Texto del documento:
>>>
Como a menudo me ha sucedido, esa forma o ese tapiz que andaba buscando no lo fui creando de a poco sino que llegó ya armado, como una imagen completa, completada. Se trataba de una escena, o de la rememoración de una escena, de la película Three Billboards Outside Ebbing, Missouri. Y aunque esa frase es también el título de una película no fue la película la que me permitió aclararme, sino solo una escena, o más bien el ritmo de esa escena: los tres anuncios, uno tras otro.
El primero decía ‘Raped while dying’ (‘Violada mientras moría’) y ese sintagma, que me obligaba a ver a Martha y Diana como un solo cuerpo torturado por la violencia patriarcal, concentraba lo que yo venía viviendo: la imposibilidad de una respuesta, el mutismo en el que uno parece caer cuando el punto final del patriarcado se nos hace incuestionable. La negación de la reciprocidad, la deshumanización, la afirmación de ‘el hombre’.
‘And still no arrests?’ (‘¿Y todavía no hay arrestos?’) decía el segundo anuncio y hasta llegar yo a verlo habían pasado ya unos minutos o quizá habían pasado algunos años en mi interior, quizá varias vidas habían pasado y, en esos minutos se habían sucedido los hechos: habíamos marchado con ira, habíamos dado seguimiento a una serie de procesos, habíamos llorado y habíamos clamado, y habíamos pedido justicia –en las discusiones familiares, entre los amigos, reunidos en alguna Plaza o frente a alguna corte, en alguna marcha o en nuestro muro de Facebook o nuestro feed de Twitter-, y aunque nuestras voces sonaban alto y hacían eco en las paredes y en las calles, tan pronto como dejábamos de gritar parecía que ya no estuvieran en ninguna parte. Y porque más las sentíamos vivas más las gritábamos, pero la respuesta era el silencio, a menudo en sus más ruidosas manifestaciones: la incomprensión, la repetición, la insistencia.
<<<
Tareas:
1) Transcribe del texto sobre los tres anuncios el fragmento que va desde "El primero decía" hasta "de ‘el hombre’.", inclusive.
2) Según el texto sobre los tres anuncios, ¿qué decía el segundo anuncio?
3) Continúa el texto sobre los tres anuncios a partir de su última oración.
Las filas provienen de otra fuente.

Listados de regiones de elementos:
>>>
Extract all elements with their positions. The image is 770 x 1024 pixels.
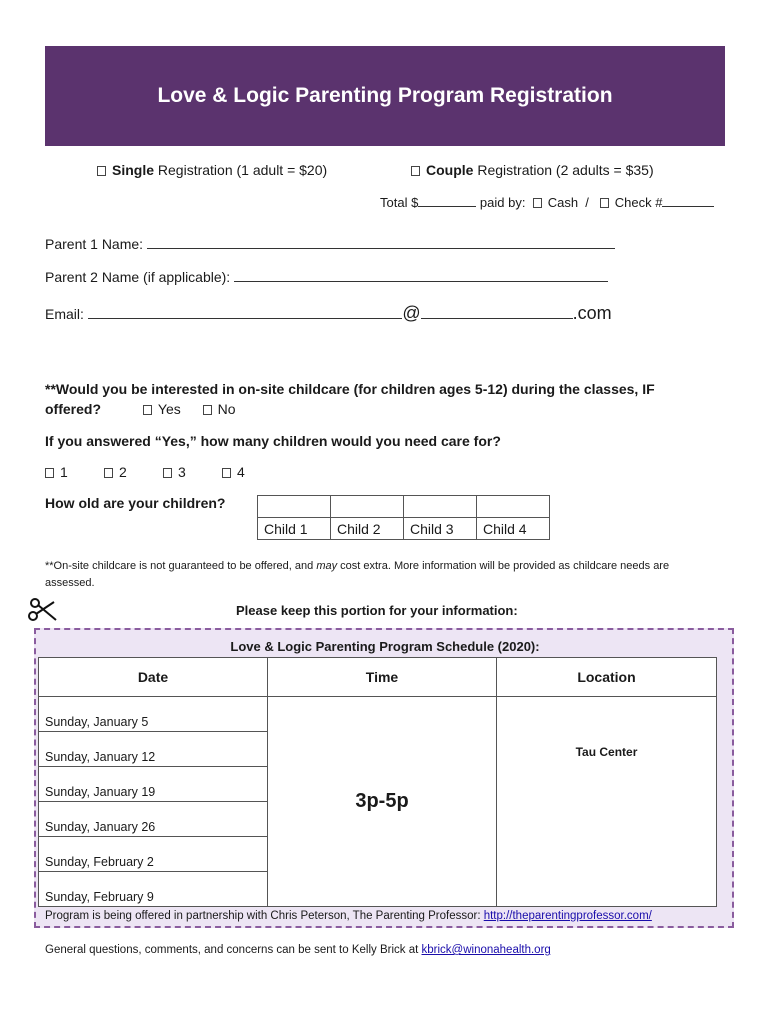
check-label: Check # (614, 195, 663, 210)
schedule-date: Sunday, January 12 (39, 732, 268, 767)
schedule-time: 3p-5p (268, 697, 497, 907)
single-registration-option[interactable] (97, 162, 327, 178)
schedule-date: Sunday, February 9 (39, 872, 268, 907)
note-part-b: cost extra. More information will be provided as childcare needs are (337, 560, 670, 572)
child-2-label: Child 2 (331, 518, 404, 540)
time-column-header: Time (268, 658, 497, 697)
parent2-label: Parent 2 Name (if applicable): (45, 269, 231, 285)
count-1-checkbox[interactable] (45, 468, 54, 478)
cash-label: Cash (547, 195, 579, 210)
single-label: Registration (1 adult = $20) (154, 162, 328, 178)
check-checkbox[interactable] (600, 198, 609, 208)
child-3-age-input[interactable] (404, 496, 477, 518)
childcare-question-row2 (45, 401, 236, 417)
date-column-header: Date (39, 658, 268, 697)
child-1-label: Child 1 (258, 518, 331, 540)
how-many-question: If you answered “Yes,” how many children would you need care for? (45, 433, 501, 449)
parent2-row (45, 269, 608, 285)
contact-email-link[interactable]: kbrick@winonahealth.org (421, 944, 551, 956)
check-number-field[interactable] (662, 194, 714, 207)
count-4-label: 4 (237, 464, 245, 480)
paid-by-label: paid by: (476, 195, 526, 210)
location-column-header: Location (497, 658, 717, 697)
count-4-checkbox[interactable] (222, 468, 231, 478)
child-1-age-input[interactable] (258, 496, 331, 518)
count-1-label: 1 (60, 464, 68, 480)
yes-checkbox[interactable] (143, 405, 152, 415)
email-domain-field[interactable] (421, 306, 573, 319)
schedule-location: Tau Center (497, 697, 717, 907)
count-option-1[interactable] (45, 464, 68, 480)
count-option-3[interactable] (163, 464, 186, 480)
single-label-bold: Single (112, 162, 155, 178)
child-3-label: Child 3 (404, 518, 477, 540)
payment-separator: / (585, 195, 589, 210)
partnership-text: Program is being offered in partnership with Chris Peterson, The Parenting Professor: (45, 910, 484, 922)
scissors-icon (26, 596, 58, 626)
note-part-c: assessed. (45, 577, 95, 589)
parent1-row (45, 236, 615, 252)
schedule-date: Sunday, February 2 (39, 837, 268, 872)
schedule-table (38, 657, 717, 907)
payment-row (380, 194, 714, 210)
children-ages-table (257, 495, 550, 540)
how-old-question: How old are your children? (45, 495, 226, 511)
page-title: Love & Logic Parenting Program Registration (157, 84, 613, 107)
count-2-label: 2 (119, 464, 127, 480)
partnership-note (45, 910, 652, 922)
total-amount-field[interactable] (418, 194, 476, 207)
footer (45, 944, 551, 956)
email-label: Email: (45, 306, 84, 322)
yes-label: Yes (157, 401, 181, 417)
parent2-name-field[interactable] (234, 269, 608, 282)
footer-text: General questions, comments, and concerns can be sent to Kelly Brick at (45, 944, 422, 956)
title-banner (45, 46, 725, 146)
email-row (45, 303, 612, 324)
parent1-name-field[interactable] (147, 236, 615, 249)
note-part-a: **On-site childcare is not guaranteed to be offered, and (45, 560, 317, 572)
child-2-age-input[interactable] (331, 496, 404, 518)
count-option-4[interactable] (222, 464, 245, 480)
couple-registration-option[interactable] (411, 162, 654, 178)
schedule-date: Sunday, January 5 (39, 697, 268, 732)
cash-checkbox[interactable] (533, 198, 542, 208)
childcare-question-line2: offered? (45, 401, 101, 417)
child-4-label: Child 4 (477, 518, 550, 540)
childcare-question-line1: **Would you be interested in on-site childcare (for children ages 5-12) during the classes, IF (45, 381, 655, 397)
count-2-checkbox[interactable] (104, 468, 113, 478)
email-user-field[interactable] (88, 306, 402, 319)
count-3-checkbox[interactable] (163, 468, 172, 478)
total-label: Total $ (380, 195, 419, 210)
count-3-label: 3 (178, 464, 186, 480)
single-checkbox[interactable] (97, 166, 106, 176)
couple-label-bold: Couple (426, 162, 474, 178)
schedule-date: Sunday, January 19 (39, 767, 268, 802)
child-4-age-input[interactable] (477, 496, 550, 518)
schedule-date: Sunday, January 26 (39, 802, 268, 837)
keep-portion-heading: Please keep this portion for your information: (236, 603, 518, 618)
childcare-question (45, 381, 725, 397)
couple-label: Registration (2 adults = $35) (473, 162, 654, 178)
note-emphasis: may (316, 560, 338, 572)
parenting-professor-link[interactable]: http://theparentingprofessor.com/ (483, 910, 652, 922)
childcare-note (45, 558, 735, 592)
no-checkbox[interactable] (203, 405, 212, 415)
schedule-title: Love & Logic Parenting Program Schedule (2020): (230, 639, 540, 654)
count-option-2[interactable] (104, 464, 127, 480)
parent1-label: Parent 1 Name: (45, 236, 144, 252)
email-at-sign: @ (402, 303, 421, 323)
email-dotcom: .com (572, 303, 612, 323)
no-label: No (217, 401, 236, 417)
couple-checkbox[interactable] (411, 166, 420, 176)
<<<
Respuestas:
1)
El primero decía ‘Raped while dying’ (‘Violada mientras moría’) y ese sintagma, que me obligaba a ver a Martha y Diana como un solo cuerpo torturado por la violencia patriarcal, concentraba lo que yo venía viviendo: la imposibilidad de una respuesta, el mutismo en el que uno parece caer cuando el punto final del patriarcado se nos hace incuestionable. La negación de la reciprocidad, la deshumanización, la afirmación de ‘el hombre’.

2) ‘And still no arrests?’ (‘¿Y todavía no hay arrestos?’)

3)
Entonces, el tercer anuncio decía: ‘How come, Chief Willoughby?’ (‘¿Cómo es posible, Jefe Willoughby’). La pregunta. La pregunta, la pregunta, la pregunta. ¿Cómo es posible? y también ¿Cómo hemos dejado que sea posible? ¿por qué no se acaba?, ¿en dónde, cómo, por qué podría acabarse?, ¿hasta donde llega?, ¿quién es ese tal Willoughby y acaso es él el culpable?, ¿Yo?, ¿nosotros?, ¿Cómo?, ¿por qué?, ¿quién enterró la cabeza desmembrada de Bartolina Sisa?, ¿en dónde quedaron sus manos, después de ser separadas kilómetros la una de la otra?, y ¿supo que se había equivocado Tupac Amaru cuando ya la habían descuartizado a ella o espero hasta el último minuto para decir ‘mierda, carajo, era yo el que se equivocaba’?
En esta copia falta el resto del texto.